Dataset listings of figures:
• • •

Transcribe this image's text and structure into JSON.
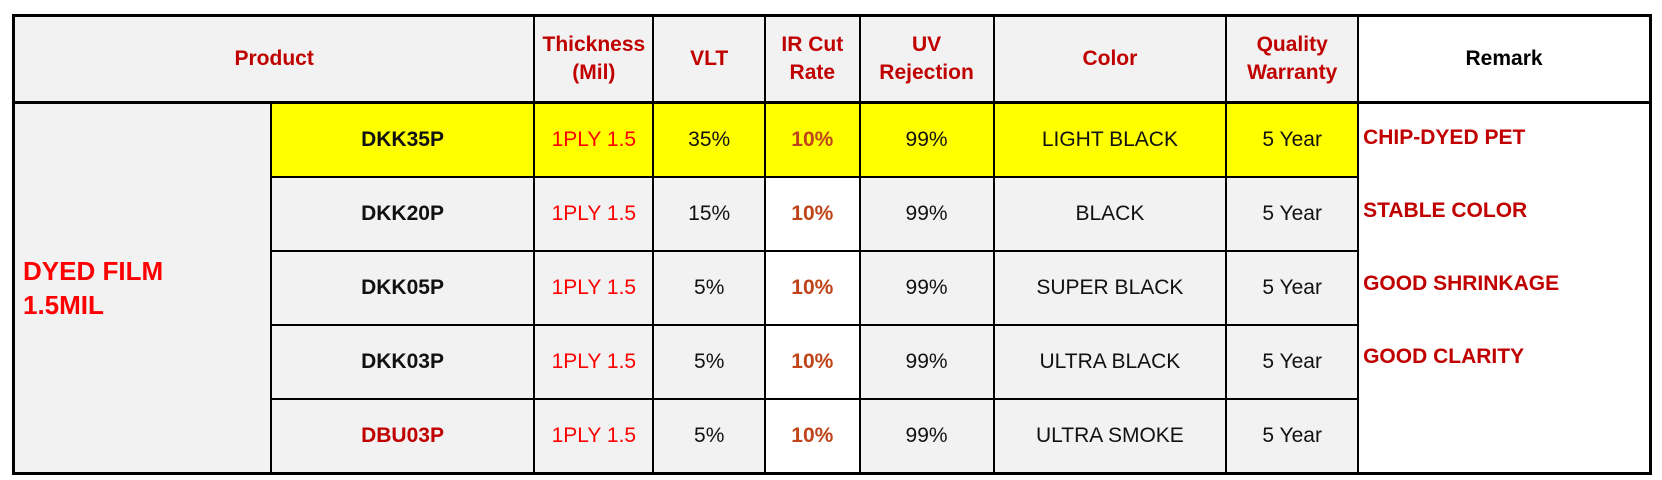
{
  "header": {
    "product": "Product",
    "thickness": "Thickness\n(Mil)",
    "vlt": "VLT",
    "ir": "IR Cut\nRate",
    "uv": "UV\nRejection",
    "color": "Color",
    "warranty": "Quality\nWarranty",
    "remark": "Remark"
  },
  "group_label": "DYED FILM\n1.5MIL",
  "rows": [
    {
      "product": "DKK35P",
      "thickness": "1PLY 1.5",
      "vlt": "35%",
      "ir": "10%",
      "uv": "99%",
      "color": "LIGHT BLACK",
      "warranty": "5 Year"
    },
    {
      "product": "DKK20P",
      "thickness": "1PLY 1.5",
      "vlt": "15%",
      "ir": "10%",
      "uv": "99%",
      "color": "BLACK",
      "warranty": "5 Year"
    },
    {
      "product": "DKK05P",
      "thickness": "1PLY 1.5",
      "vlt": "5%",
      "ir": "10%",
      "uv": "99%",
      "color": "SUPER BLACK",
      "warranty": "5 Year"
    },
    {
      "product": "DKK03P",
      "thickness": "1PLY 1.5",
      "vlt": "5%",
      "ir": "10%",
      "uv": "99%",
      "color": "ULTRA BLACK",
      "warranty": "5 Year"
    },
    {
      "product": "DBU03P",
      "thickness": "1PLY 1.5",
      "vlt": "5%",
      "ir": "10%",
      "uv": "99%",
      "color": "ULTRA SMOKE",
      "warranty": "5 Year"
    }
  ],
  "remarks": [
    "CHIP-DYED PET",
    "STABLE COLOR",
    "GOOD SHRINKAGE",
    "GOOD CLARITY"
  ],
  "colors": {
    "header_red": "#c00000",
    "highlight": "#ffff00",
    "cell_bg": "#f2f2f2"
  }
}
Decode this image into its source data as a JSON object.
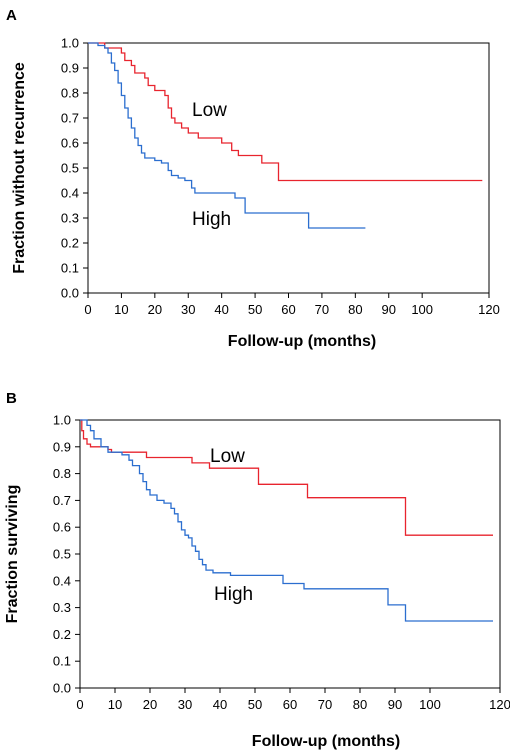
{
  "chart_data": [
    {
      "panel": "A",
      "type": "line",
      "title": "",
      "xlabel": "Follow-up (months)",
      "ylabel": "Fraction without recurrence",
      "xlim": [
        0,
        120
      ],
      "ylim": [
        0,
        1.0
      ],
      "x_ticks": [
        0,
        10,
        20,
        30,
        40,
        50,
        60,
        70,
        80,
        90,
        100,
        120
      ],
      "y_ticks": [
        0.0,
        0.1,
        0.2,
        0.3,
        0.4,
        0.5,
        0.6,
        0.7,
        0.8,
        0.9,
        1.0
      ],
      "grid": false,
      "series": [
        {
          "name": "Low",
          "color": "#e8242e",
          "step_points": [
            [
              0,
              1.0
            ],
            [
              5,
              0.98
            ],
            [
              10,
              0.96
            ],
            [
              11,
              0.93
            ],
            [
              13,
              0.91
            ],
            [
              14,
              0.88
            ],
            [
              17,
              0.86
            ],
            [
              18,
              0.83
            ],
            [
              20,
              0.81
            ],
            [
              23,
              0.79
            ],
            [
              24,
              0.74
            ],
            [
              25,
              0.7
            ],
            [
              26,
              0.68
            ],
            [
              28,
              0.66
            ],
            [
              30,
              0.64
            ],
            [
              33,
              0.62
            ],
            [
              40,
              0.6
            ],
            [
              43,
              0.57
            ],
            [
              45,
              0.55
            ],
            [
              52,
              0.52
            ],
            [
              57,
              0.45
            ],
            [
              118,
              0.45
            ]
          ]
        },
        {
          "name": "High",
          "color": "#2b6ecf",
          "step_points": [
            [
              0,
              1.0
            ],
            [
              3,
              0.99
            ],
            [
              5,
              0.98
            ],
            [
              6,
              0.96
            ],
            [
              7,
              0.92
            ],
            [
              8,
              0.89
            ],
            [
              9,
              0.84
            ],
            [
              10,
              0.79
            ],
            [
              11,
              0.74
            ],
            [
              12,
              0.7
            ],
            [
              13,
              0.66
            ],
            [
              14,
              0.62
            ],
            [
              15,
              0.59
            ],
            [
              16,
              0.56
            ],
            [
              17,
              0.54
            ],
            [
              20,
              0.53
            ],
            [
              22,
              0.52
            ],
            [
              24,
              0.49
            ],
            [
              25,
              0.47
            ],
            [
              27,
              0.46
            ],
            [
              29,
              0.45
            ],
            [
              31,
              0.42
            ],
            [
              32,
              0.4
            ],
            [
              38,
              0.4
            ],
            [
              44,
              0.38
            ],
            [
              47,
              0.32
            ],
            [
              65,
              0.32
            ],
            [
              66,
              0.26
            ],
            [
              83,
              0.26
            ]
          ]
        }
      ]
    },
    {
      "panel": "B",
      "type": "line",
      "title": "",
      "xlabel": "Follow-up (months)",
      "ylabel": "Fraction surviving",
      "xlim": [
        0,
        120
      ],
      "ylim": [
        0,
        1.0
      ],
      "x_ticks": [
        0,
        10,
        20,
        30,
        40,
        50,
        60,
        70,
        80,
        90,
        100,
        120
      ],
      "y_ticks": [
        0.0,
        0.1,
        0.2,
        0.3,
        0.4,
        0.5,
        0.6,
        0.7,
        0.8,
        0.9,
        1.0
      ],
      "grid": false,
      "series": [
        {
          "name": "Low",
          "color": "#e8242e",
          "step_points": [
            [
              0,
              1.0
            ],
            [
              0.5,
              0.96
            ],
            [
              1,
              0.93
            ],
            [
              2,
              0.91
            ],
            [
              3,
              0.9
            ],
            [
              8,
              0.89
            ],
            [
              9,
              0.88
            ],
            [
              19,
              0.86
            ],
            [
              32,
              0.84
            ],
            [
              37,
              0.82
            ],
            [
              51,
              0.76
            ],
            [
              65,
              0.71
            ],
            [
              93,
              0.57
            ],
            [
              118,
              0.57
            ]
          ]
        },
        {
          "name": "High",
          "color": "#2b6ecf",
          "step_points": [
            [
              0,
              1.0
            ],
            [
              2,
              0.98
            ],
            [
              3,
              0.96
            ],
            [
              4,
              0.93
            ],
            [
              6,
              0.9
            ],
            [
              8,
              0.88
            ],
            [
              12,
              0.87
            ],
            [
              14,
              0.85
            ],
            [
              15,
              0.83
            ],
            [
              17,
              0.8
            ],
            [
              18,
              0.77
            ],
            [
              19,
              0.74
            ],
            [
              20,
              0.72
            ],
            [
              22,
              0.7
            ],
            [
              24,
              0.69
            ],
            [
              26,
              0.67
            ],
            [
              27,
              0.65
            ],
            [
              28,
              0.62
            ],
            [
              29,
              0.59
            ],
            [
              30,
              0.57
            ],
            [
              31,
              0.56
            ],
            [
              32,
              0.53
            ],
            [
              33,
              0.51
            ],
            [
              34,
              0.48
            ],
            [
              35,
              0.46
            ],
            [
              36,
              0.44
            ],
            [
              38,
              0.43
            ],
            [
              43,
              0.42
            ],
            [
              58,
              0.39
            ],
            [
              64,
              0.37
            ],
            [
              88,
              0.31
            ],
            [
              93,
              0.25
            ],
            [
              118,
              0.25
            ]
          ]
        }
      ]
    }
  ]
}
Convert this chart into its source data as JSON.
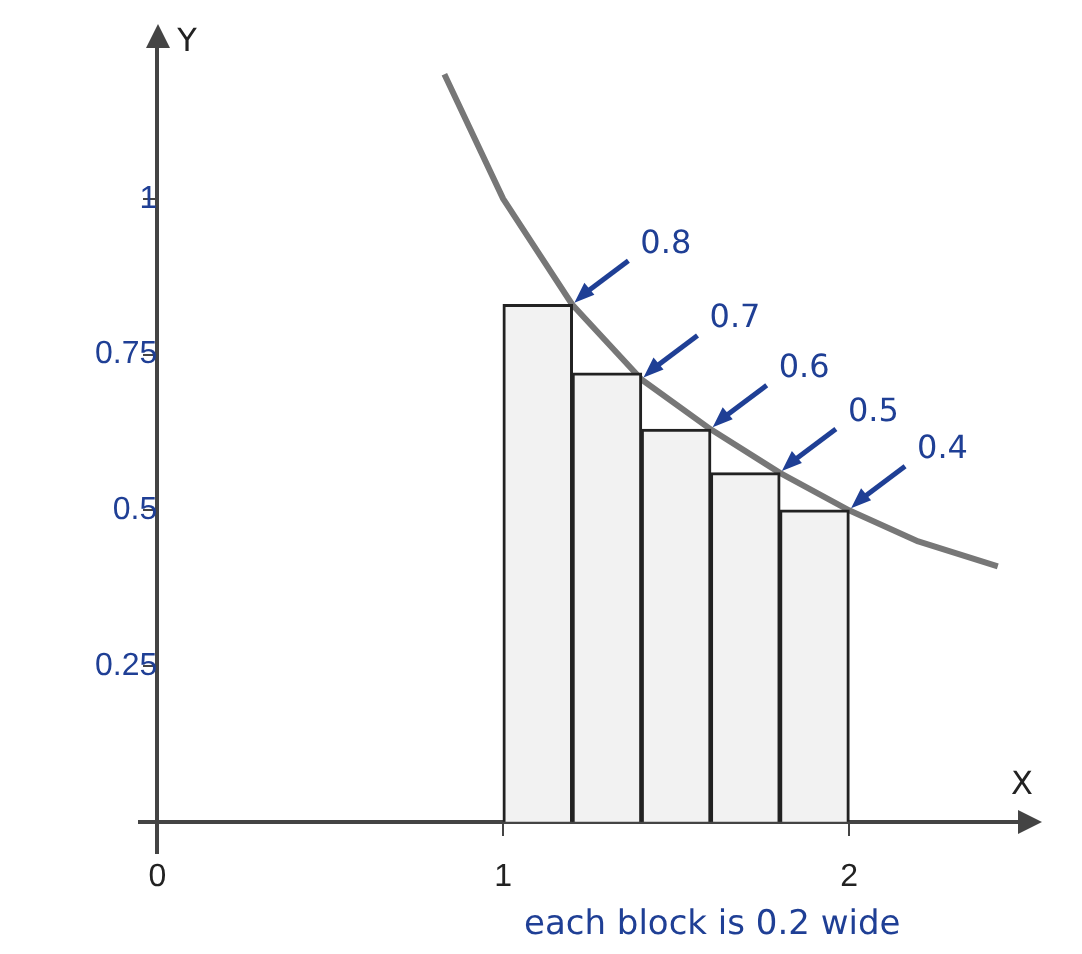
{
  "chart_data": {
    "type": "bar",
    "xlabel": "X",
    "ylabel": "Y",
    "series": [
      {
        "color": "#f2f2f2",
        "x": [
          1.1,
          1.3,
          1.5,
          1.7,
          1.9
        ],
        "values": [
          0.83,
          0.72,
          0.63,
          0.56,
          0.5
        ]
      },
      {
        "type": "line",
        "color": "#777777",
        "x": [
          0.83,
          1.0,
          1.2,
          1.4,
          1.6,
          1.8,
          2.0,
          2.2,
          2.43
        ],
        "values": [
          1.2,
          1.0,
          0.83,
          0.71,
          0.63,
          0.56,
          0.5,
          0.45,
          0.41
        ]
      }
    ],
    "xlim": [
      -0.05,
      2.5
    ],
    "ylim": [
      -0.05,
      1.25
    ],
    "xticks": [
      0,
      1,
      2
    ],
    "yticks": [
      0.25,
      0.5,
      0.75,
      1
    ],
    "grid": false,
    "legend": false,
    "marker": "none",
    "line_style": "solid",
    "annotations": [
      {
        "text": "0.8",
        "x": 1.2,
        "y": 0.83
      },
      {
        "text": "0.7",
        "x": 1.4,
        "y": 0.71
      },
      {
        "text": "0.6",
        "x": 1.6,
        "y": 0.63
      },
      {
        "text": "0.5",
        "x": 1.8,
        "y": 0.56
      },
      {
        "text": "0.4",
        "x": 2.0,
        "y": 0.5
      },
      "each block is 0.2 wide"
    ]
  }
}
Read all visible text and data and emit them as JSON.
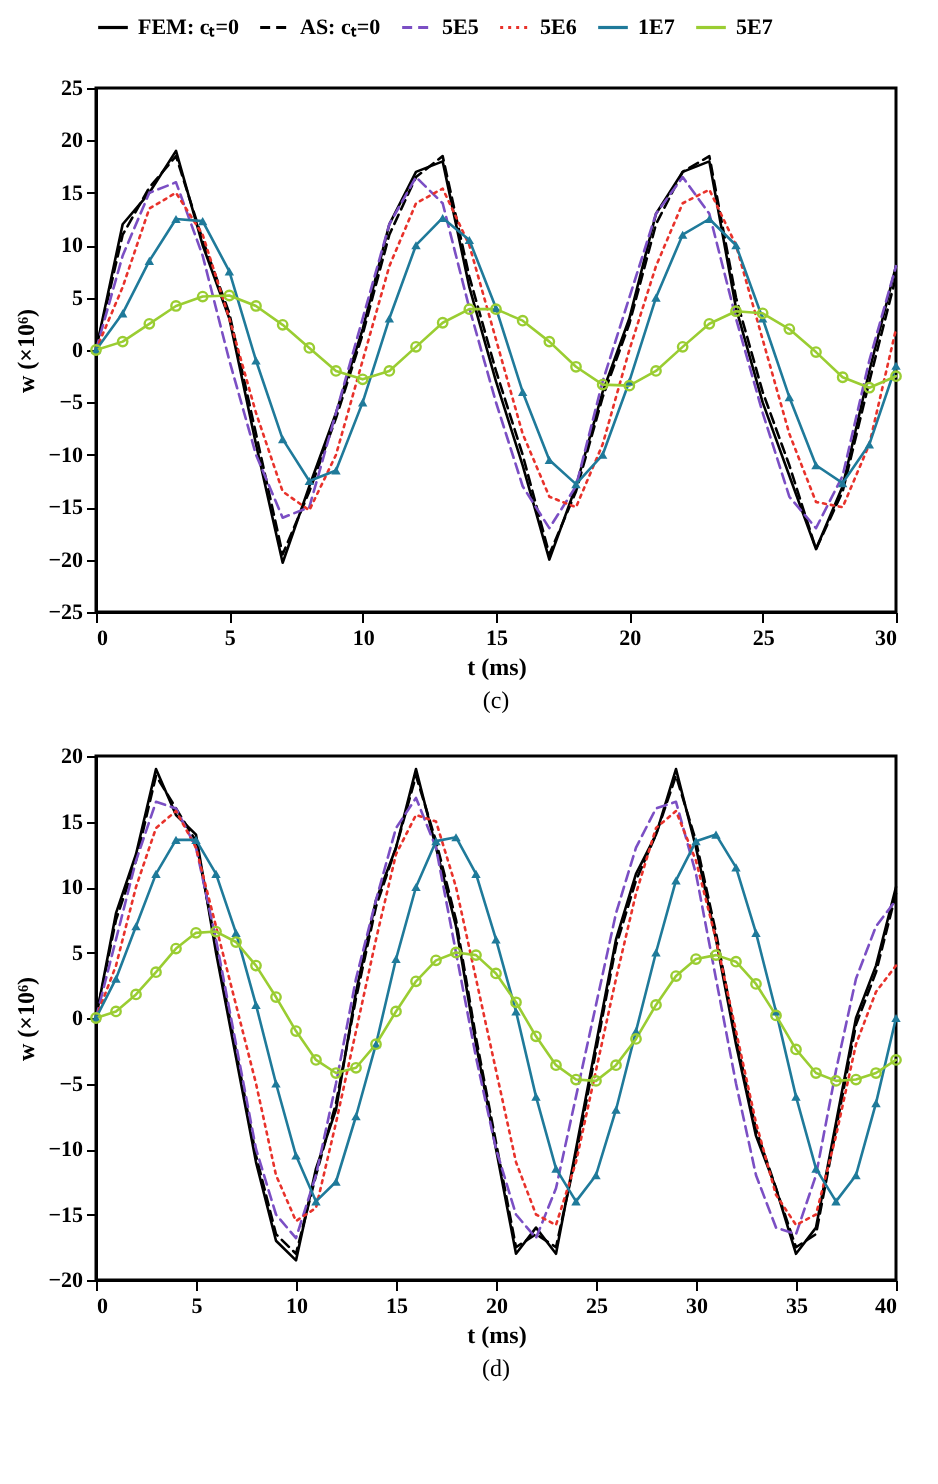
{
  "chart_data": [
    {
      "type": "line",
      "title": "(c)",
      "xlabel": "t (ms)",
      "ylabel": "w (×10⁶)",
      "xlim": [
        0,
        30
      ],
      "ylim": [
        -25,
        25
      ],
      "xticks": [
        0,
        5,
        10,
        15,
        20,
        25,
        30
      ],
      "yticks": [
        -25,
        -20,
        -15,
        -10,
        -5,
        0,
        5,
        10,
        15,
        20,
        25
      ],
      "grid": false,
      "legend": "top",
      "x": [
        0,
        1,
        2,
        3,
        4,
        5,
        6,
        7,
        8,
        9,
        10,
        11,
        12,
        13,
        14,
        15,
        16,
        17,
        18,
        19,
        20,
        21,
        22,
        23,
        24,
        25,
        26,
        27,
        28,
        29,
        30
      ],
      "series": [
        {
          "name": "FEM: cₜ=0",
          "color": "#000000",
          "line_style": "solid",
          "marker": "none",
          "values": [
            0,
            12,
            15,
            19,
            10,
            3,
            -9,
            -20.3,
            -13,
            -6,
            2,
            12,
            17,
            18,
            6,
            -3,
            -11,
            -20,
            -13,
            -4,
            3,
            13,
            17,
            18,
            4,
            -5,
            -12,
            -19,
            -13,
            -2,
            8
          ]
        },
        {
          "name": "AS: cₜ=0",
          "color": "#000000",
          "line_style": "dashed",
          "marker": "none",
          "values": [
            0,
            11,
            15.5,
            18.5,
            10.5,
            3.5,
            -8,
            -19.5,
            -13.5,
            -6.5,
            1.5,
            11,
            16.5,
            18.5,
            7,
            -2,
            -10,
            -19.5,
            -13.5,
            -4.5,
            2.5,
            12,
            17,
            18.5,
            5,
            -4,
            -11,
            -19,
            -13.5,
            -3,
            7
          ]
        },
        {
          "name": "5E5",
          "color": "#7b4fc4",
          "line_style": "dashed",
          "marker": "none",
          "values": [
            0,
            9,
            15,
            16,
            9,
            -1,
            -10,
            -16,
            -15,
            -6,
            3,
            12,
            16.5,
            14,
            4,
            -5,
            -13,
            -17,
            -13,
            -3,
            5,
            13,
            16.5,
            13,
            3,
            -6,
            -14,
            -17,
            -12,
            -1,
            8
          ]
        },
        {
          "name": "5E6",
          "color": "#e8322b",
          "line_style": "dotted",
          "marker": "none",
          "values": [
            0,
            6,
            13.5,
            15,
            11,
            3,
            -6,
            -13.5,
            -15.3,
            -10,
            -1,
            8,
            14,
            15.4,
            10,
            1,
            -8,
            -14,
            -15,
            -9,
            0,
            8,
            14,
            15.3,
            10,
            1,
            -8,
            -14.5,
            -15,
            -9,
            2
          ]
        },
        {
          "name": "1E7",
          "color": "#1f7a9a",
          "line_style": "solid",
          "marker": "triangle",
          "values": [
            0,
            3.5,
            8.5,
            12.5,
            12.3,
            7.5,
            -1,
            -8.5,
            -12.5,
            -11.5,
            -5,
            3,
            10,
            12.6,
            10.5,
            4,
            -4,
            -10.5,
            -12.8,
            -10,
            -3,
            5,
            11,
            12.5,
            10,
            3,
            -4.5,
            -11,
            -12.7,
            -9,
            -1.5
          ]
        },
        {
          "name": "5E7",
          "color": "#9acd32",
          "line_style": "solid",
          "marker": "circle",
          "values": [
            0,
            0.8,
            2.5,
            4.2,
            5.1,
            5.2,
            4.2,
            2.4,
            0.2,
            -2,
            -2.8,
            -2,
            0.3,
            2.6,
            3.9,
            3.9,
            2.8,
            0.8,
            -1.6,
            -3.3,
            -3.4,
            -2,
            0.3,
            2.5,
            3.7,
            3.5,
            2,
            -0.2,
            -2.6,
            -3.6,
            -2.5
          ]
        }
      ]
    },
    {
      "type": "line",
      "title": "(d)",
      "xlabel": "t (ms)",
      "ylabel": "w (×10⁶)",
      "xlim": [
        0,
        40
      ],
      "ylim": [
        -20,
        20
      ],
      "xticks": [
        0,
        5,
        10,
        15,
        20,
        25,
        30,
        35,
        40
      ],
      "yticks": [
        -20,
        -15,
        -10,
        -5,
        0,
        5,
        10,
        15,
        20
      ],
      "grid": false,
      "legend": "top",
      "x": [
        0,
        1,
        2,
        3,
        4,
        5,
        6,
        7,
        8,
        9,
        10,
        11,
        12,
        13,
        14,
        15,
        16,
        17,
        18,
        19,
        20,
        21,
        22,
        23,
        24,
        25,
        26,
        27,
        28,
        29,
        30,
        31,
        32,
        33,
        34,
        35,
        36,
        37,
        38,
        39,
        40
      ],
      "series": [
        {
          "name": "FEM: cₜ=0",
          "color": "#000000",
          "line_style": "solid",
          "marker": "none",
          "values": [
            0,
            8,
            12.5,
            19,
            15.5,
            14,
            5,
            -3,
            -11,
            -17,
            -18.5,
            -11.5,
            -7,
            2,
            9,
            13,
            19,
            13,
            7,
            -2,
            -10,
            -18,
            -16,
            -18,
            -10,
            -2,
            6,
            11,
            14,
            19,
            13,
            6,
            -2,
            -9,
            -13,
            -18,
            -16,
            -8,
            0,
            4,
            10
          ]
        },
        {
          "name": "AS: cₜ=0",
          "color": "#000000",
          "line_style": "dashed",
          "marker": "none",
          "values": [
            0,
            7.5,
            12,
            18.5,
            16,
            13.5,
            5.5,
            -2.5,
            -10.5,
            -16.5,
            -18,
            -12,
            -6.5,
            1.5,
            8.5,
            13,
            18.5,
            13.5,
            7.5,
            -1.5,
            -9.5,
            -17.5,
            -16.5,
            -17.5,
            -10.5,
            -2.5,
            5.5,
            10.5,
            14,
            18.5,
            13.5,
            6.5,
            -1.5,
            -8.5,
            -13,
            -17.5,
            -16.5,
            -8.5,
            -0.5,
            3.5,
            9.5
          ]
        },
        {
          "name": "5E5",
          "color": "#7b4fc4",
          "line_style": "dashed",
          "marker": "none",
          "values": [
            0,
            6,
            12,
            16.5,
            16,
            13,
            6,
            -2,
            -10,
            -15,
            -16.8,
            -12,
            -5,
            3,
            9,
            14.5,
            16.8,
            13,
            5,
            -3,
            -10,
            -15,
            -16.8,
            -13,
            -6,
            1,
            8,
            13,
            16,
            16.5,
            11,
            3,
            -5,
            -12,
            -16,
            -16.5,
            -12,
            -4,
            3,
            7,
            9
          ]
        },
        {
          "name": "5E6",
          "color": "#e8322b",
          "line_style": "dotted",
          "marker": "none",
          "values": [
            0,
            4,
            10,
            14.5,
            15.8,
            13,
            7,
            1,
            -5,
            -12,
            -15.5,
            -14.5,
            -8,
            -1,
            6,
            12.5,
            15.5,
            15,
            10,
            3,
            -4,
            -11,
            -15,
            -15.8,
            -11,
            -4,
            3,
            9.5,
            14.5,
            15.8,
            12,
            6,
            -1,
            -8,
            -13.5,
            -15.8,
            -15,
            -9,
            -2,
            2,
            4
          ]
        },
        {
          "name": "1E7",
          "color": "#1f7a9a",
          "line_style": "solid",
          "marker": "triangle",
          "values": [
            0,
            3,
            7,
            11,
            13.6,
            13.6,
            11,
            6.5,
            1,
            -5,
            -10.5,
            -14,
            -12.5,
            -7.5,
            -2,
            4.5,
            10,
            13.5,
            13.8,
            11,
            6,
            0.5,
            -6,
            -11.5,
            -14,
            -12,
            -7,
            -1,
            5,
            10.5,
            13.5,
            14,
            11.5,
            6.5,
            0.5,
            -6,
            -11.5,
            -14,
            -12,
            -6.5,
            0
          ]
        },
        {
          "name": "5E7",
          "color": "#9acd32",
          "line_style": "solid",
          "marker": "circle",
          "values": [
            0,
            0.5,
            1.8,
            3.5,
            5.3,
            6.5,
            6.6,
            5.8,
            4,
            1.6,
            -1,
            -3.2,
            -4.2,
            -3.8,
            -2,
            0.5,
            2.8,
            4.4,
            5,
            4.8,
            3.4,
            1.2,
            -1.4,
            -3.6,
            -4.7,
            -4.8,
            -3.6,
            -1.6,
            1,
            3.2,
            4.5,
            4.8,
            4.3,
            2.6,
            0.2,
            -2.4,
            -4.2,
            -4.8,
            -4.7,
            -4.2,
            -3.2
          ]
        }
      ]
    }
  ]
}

• • •

> **Short problem**:
Pick out every line above that holds the word "image" and copy it.

> **Task output**:
Transcribe this image's text and structure into JSON.
Decode this image into its source data as a JSON object.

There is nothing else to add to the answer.